• GOAL OF THE EXERCISE: Look through the listing for the word "SPEED". Copy each line that has it.

━━━━

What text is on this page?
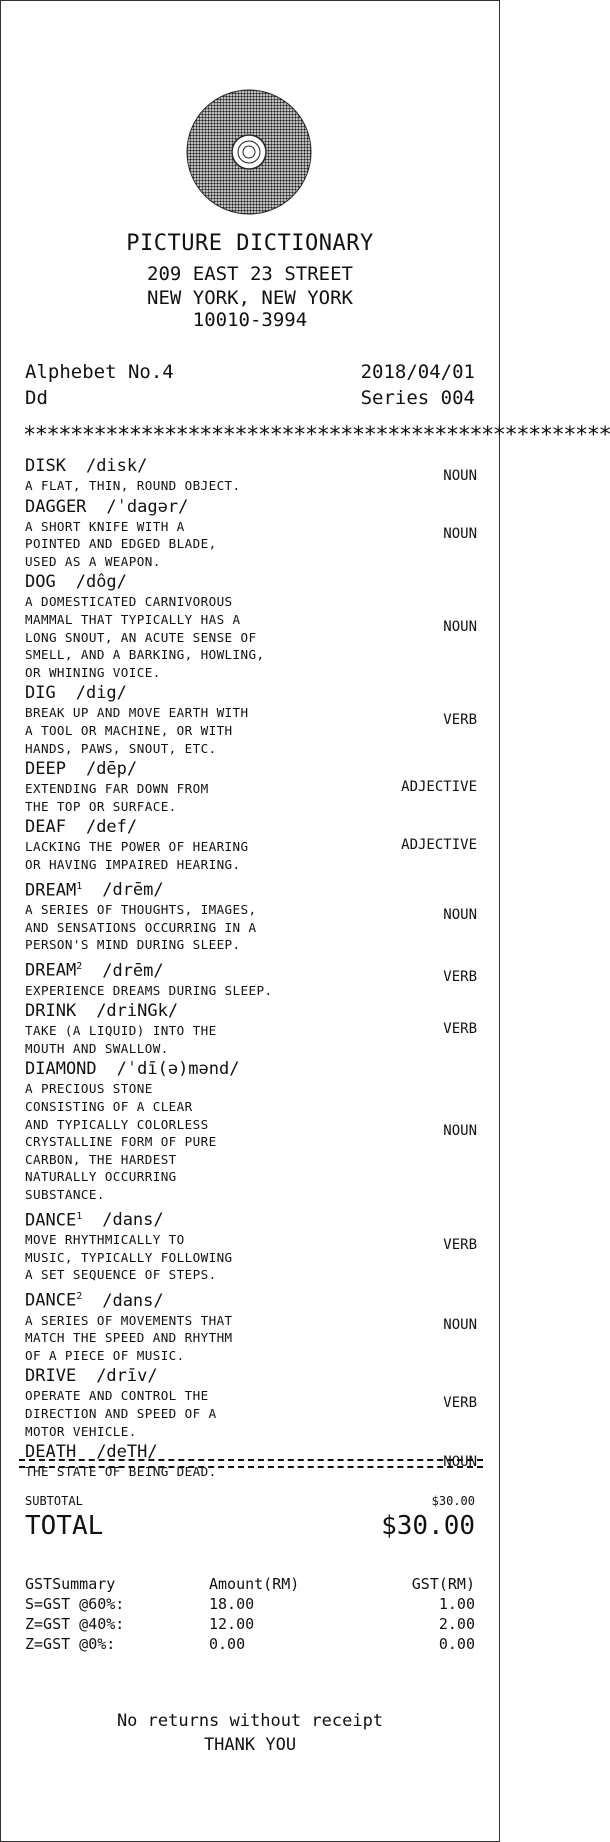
PICTURE DICTIONARY
209 EAST 23 STREET
NEW YORK, NEW YORK
10010-3994
Alphebet No.4	2018/04/01
Dd	Series 004
**************************************************
DISK /disk/
A FLAT, THIN, ROUND OBJECT.
NOUN
DAGGER /ˈdagər/
A SHORT KNIFE WITH A
POINTED AND EDGED BLADE,
USED AS A WEAPON.
NOUN
DOG /dôg/
A DOMESTICATED CARNIVOROUS
MAMMAL THAT TYPICALLY HAS A
LONG SNOUT, AN ACUTE SENSE OF
SMELL, AND A BARKING, HOWLING,
OR WHINING VOICE.
NOUN
DIG /dig/
BREAK UP AND MOVE EARTH WITH
A TOOL OR MACHINE, OR WITH
HANDS, PAWS, SNOUT, ETC.
VERB
DEEP /dēp/
EXTENDING FAR DOWN FROM
THE TOP OR SURFACE.
ADJECTIVE
DEAF /def/
LACKING THE POWER OF HEARING
OR HAVING IMPAIRED HEARING.
ADJECTIVE
DREAM$^1$ /drēm/
A SERIES OF THOUGHTS, IMAGES,
AND SENSATIONS OCCURRING IN A
PERSON'S MIND DURING SLEEP.
NOUN
DREAM$^2$ /drēm/
EXPERIENCE DREAMS DURING SLEEP.
VERB
DRINK /driNGk/
TAKE (A LIQUID) INTO THE
MOUTH AND SWALLOW.
VERB
DIAMOND /ˈdī(ə)mənd/
A PRECIOUS STONE
CONSISTING OF A CLEAR
AND TYPICALLY COLORLESS
CRYSTALLINE FORM OF PURE
CARBON, THE HARDEST
NATURALLY OCCURRING
SUBSTANCE.
NOUN
DANCE$^1$ /dans/
MOVE RHYTHMICALLY TO
MUSIC, TYPICALLY FOLLOWING
A SET SEQUENCE OF STEPS.
VERB
DANCE$^2$ /dans/
A SERIES OF MOVEMENTS THAT
MATCH THE SPEED AND RHYTHM
OF A PIECE OF MUSIC.
NOUN
DRIVE /drīv/
OPERATE AND CONTROL THE
DIRECTION AND SPEED OF A
MOTOR VEHICLE.
VERB
DEATH /deTH/
THE STATE OF BEING DEAD.
NOUN
SUBTOTAL	$30.00
TOTAL	$30.00
GSTSummary	Amount(RM)	GST(RM)
S=GST @60%:	18.00	1.00
Z=GST @40%:	12.00	2.00
Z=GST @0%:	0.00	0.00
No returns without receipt
THANK YOU
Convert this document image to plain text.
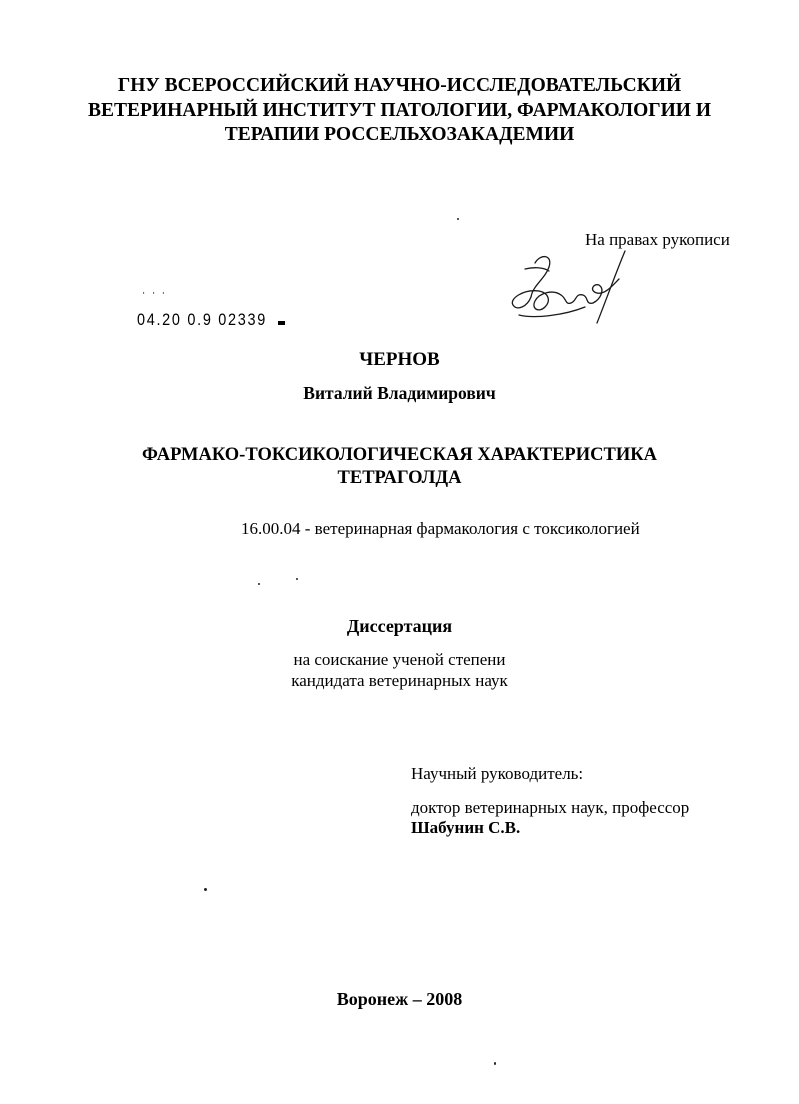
ГНУ ВСЕРОССИЙСКИЙ НАУЧНО-ИССЛЕДОВАТЕЛЬСКИЙ
ВЕТЕРИНАРНЫЙ ИНСТИТУТ ПАТОЛОГИИ, ФАРМАКОЛОГИИ И
ТЕРАПИИ РОССЕЛЬХОЗАКАДЕМИИ
На правах рукописи
˙ ˙ ˙
04.20 0.9 02339
ЧЕРНОВ
Виталий Владимирович
ФАРМАКО-ТОКСИКОЛОГИЧЕСКАЯ ХАРАКТЕРИСТИКА
ТЕТРАГОЛДА
16.00.04 - ветеринарная фармакология с токсикологией
Диссертация
на соискание ученой степени
кандидата ветеринарных наук
Научный руководитель:
доктор ветеринарных наук, профессор
Шабунин С.В.
Воронеж – 2008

━━━━

• THE OUTPUT:
MATCH THE SPEED AND RHYTHM
DIRECTION AND SPEED OF A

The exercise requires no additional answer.